* _Exercise materials_:
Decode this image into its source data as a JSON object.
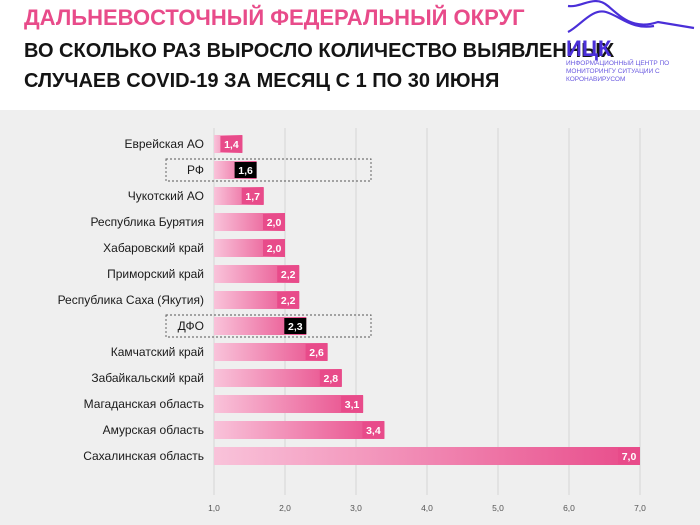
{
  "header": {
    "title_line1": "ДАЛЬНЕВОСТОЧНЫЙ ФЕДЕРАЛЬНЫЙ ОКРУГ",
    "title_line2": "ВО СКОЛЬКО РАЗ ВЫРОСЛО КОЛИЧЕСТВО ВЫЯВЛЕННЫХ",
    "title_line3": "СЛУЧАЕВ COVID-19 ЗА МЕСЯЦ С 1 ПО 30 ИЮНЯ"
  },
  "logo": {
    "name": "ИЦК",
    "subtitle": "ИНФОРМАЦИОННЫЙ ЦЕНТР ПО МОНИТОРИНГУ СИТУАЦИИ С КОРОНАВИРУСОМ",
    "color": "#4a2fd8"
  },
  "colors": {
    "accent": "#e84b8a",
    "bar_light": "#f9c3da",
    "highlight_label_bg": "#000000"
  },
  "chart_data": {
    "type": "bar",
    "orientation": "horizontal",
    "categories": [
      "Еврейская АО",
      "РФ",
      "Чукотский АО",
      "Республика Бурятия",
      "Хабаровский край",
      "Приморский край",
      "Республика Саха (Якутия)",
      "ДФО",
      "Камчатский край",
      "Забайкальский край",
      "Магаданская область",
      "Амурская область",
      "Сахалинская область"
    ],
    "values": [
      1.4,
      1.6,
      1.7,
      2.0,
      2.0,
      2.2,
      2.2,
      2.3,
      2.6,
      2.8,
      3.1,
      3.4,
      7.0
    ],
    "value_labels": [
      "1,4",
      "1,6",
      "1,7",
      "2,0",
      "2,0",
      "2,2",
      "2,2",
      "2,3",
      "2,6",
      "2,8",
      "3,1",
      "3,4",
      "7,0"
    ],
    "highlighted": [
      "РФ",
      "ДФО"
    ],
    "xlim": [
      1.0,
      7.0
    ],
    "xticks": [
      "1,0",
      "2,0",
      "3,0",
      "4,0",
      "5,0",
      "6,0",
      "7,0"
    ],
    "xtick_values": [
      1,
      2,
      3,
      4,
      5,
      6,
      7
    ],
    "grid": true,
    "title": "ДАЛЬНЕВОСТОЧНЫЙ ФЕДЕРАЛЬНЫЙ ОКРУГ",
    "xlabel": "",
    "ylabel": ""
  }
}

* _Aim of the exercise_: In the entries above, find each line with the word "ДАЛЬНЕВОСТОЧНЫЙ" and copy it.

* _Task solution_:
    "title_line1": "ДАЛЬНЕВОСТОЧНЫЙ ФЕДЕРАЛЬНЫЙ ОКРУГ",
    "title": "ДАЛЬНЕВОСТОЧНЫЙ ФЕДЕРАЛЬНЫЙ ОКРУГ",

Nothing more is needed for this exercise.